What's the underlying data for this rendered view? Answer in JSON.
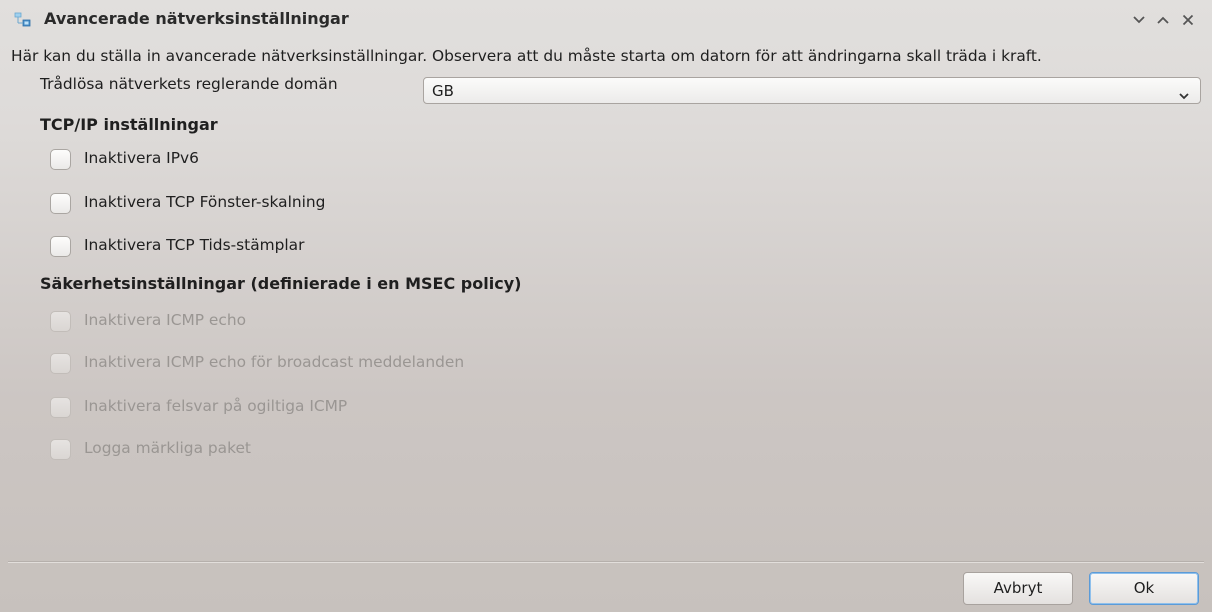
{
  "window": {
    "title": "Avancerade nätverksinställningar"
  },
  "titlebar_buttons": {
    "minimize_icon": "chevron-down-icon",
    "maximize_icon": "chevron-up-icon",
    "close_icon": "close-icon"
  },
  "description": "Här kan du ställa in avancerade nätverksinställningar. Observera att du måste starta om datorn för att ändringarna skall träda i kraft.",
  "wireless": {
    "label": "Trådlösa nätverkets reglerande domän",
    "selected": "GB"
  },
  "tcpip": {
    "heading": "TCP/IP inställningar",
    "options": [
      {
        "label": "Inaktivera IPv6",
        "checked": false,
        "enabled": true
      },
      {
        "label": "Inaktivera TCP Fönster-skalning",
        "checked": false,
        "enabled": true
      },
      {
        "label": "Inaktivera TCP Tids-stämplar",
        "checked": false,
        "enabled": true
      }
    ]
  },
  "security": {
    "heading": "Säkerhetsinställningar (definierade i en MSEC policy)",
    "options": [
      {
        "label": "Inaktivera ICMP echo",
        "checked": false,
        "enabled": false
      },
      {
        "label": "Inaktivera ICMP echo för broadcast meddelanden",
        "checked": false,
        "enabled": false
      },
      {
        "label": "Inaktivera felsvar på ogiltiga ICMP",
        "checked": false,
        "enabled": false
      },
      {
        "label": "Logga märkliga paket",
        "checked": false,
        "enabled": false
      }
    ]
  },
  "buttons": {
    "cancel": "Avbryt",
    "ok": "Ok"
  },
  "colors": {
    "accent": "#5b9bd8",
    "disabled_text": "#9a9693"
  }
}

- **What the task requires**
Transcribe each line above verbatim, with the pictures left out.

- **Solution for this task**
What's the underlying data for this rendered view? Answer in JSON.
{
  "window": {
    "title": "Avancerade nätverksinställningar"
  },
  "titlebar_buttons": {
    "minimize_icon": "chevron-down-icon",
    "maximize_icon": "chevron-up-icon",
    "close_icon": "close-icon"
  },
  "description": "Här kan du ställa in avancerade nätverksinställningar. Observera att du måste starta om datorn för att ändringarna skall träda i kraft.",
  "wireless": {
    "label": "Trådlösa nätverkets reglerande domän",
    "selected": "GB"
  },
  "tcpip": {
    "heading": "TCP/IP inställningar",
    "options": [
      {
        "label": "Inaktivera IPv6",
        "checked": false,
        "enabled": true
      },
      {
        "label": "Inaktivera TCP Fönster-skalning",
        "checked": false,
        "enabled": true
      },
      {
        "label": "Inaktivera TCP Tids-stämplar",
        "checked": false,
        "enabled": true
      }
    ]
  },
  "security": {
    "heading": "Säkerhetsinställningar (definierade i en MSEC policy)",
    "options": [
      {
        "label": "Inaktivera ICMP echo",
        "checked": false,
        "enabled": false
      },
      {
        "label": "Inaktivera ICMP echo för broadcast meddelanden",
        "checked": false,
        "enabled": false
      },
      {
        "label": "Inaktivera felsvar på ogiltiga ICMP",
        "checked": false,
        "enabled": false
      },
      {
        "label": "Logga märkliga paket",
        "checked": false,
        "enabled": false
      }
    ]
  },
  "buttons": {
    "cancel": "Avbryt",
    "ok": "Ok"
  },
  "colors": {
    "accent": "#5b9bd8",
    "disabled_text": "#9a9693"
  }
}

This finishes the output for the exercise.